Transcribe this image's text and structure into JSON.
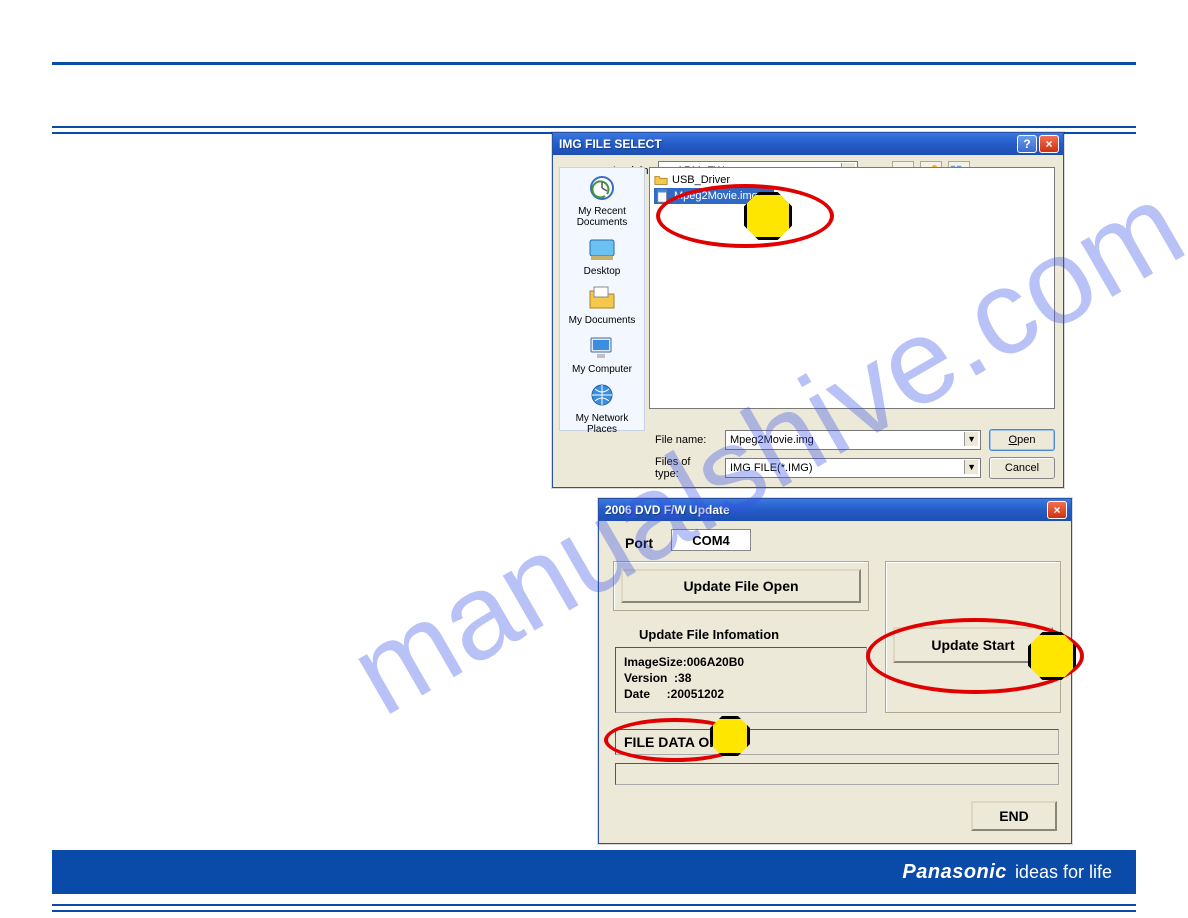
{
  "header": {
    "brand": "Panasonic",
    "slogan": "ideas for life"
  },
  "watermark": "manualshive.com",
  "file_dialog": {
    "title": "IMG FILE SELECT",
    "look_in_label": "Look in:",
    "look_in_value": "ARM_FW",
    "places": [
      {
        "label": "My Recent Documents"
      },
      {
        "label": "Desktop"
      },
      {
        "label": "My Documents"
      },
      {
        "label": "My Computer"
      },
      {
        "label": "My Network Places"
      }
    ],
    "items": [
      {
        "name": "USB_Driver",
        "type": "folder",
        "selected": false
      },
      {
        "name": "Mpeg2Movie.img",
        "type": "file",
        "selected": true
      }
    ],
    "file_name_label": "File name:",
    "file_name_value": "Mpeg2Movie.img",
    "files_of_type_label": "Files of type:",
    "files_of_type_value": "IMG FILE(*.IMG)",
    "open_label": "Open",
    "cancel_label": "Cancel"
  },
  "fw_update": {
    "title": "2006 DVD F/W Update",
    "port_label": "Port",
    "port_value": "COM4",
    "open_button": "Update File Open",
    "info_heading": "Update File Infomation",
    "info_text": "ImageSize:006A20B0\nVersion  :38\nDate     :20051202",
    "start_button": "Update Start",
    "status_text": "FILE DATA OK",
    "end_button": "END"
  }
}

══════

> _INSTRUCTION_: Pull every line containing the word "title" out of the material.

> _RESPONSE TO THIS TASK_:
    "title": "IMG FILE SELECT",
    "title": "2006 DVD F/W Update",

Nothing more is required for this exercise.